→ **PROVIDED ENTRIES**:
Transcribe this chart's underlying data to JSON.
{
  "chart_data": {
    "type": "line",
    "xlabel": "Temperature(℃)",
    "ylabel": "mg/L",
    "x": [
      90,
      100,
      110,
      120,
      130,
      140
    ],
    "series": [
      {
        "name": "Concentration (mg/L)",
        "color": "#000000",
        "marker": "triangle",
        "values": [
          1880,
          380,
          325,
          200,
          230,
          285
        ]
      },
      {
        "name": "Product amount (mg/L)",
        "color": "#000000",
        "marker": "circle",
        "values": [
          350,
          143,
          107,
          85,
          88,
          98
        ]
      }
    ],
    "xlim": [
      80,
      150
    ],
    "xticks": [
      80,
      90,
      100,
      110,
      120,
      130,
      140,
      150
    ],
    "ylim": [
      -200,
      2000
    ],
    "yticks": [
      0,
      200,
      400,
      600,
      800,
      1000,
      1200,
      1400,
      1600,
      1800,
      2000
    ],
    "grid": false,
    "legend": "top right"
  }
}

→ **WHAT YOU SHOULD DO**: Ascertain the number of lines in the entries that include the word "name", and report only that number.

→ **EXPECTED ANSWER**: 2